Below is some material; transcribe all of it exactly.

* _EXERCISE MATERIALS_:
------------------------------------------------
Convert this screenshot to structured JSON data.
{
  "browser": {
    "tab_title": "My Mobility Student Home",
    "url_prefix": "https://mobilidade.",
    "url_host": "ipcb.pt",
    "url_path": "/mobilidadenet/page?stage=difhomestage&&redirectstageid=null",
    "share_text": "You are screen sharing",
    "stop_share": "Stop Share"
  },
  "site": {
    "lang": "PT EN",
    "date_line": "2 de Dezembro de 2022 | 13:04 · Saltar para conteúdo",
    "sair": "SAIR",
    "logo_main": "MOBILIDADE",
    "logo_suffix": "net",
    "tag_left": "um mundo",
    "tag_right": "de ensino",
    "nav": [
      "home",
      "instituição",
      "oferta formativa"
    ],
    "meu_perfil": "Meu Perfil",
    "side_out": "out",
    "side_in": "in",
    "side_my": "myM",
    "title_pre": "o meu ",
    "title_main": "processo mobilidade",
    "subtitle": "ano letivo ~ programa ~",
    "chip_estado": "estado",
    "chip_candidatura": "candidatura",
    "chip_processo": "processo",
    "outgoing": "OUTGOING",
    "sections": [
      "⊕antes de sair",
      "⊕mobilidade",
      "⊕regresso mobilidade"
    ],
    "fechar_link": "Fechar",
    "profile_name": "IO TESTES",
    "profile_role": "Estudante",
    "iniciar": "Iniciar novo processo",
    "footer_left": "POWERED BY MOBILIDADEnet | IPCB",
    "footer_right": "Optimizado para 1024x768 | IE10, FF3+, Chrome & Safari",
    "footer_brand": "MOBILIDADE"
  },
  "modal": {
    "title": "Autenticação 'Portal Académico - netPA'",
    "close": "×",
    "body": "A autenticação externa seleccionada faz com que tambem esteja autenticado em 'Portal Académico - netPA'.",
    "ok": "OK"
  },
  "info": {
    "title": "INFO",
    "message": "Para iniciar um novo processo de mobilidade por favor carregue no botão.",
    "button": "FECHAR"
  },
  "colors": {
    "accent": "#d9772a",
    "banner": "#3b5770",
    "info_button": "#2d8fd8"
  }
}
------------------------------------------------
* _FULL RESPONSE_:
Convert this screenshot to structured JSON data.
{
  "browser": {
    "tab_title": "My Mobility Student Home",
    "url_prefix": "https://mobilidade.",
    "url_host": "ipcb.pt",
    "url_path": "/mobilidadenet/page?stage=difhomestage&&redirectstageid=null",
    "share_text": "You are screen sharing",
    "stop_share": "Stop Share"
  },
  "site": {
    "lang": "PT EN",
    "date_line": "2 de Dezembro de 2022 | 13:04 · Saltar para conteúdo",
    "sair": "SAIR",
    "logo_main": "MOBILIDADE",
    "logo_suffix": "net",
    "tag_left": "um mundo",
    "tag_right": "de ensino",
    "nav": [
      "home",
      "instituição",
      "oferta formativa"
    ],
    "meu_perfil": "Meu Perfil",
    "side_out": "out",
    "side_in": "in",
    "side_my": "myM",
    "title_pre": "o meu ",
    "title_main": "processo mobilidade",
    "subtitle": "ano letivo ~ programa ~",
    "chip_estado": "estado",
    "chip_candidatura": "candidatura",
    "chip_processo": "processo",
    "outgoing": "OUTGOING",
    "sections": [
      "⊕antes de sair",
      "⊕mobilidade",
      "⊕regresso mobilidade"
    ],
    "fechar_link": "Fechar",
    "profile_name": "IO TESTES",
    "profile_role": "Estudante",
    "iniciar": "Iniciar novo processo",
    "footer_left": "POWERED BY MOBILIDADEnet | IPCB",
    "footer_right": "Optimizado para 1024x768 | IE10, FF3+, Chrome & Safari",
    "footer_brand": "MOBILIDADE"
  },
  "modal": {
    "title": "Autenticação 'Portal Académico - netPA'",
    "close": "×",
    "body": "A autenticação externa seleccionada faz com que tambem esteja autenticado em 'Portal Académico - netPA'.",
    "ok": "OK"
  },
  "info": {
    "title": "INFO",
    "message": "Para iniciar um novo processo de mobilidade por favor carregue no botão.",
    "button": "FECHAR"
  },
  "colors": {
    "accent": "#d9772a",
    "banner": "#3b5770",
    "info_button": "#2d8fd8"
  }
}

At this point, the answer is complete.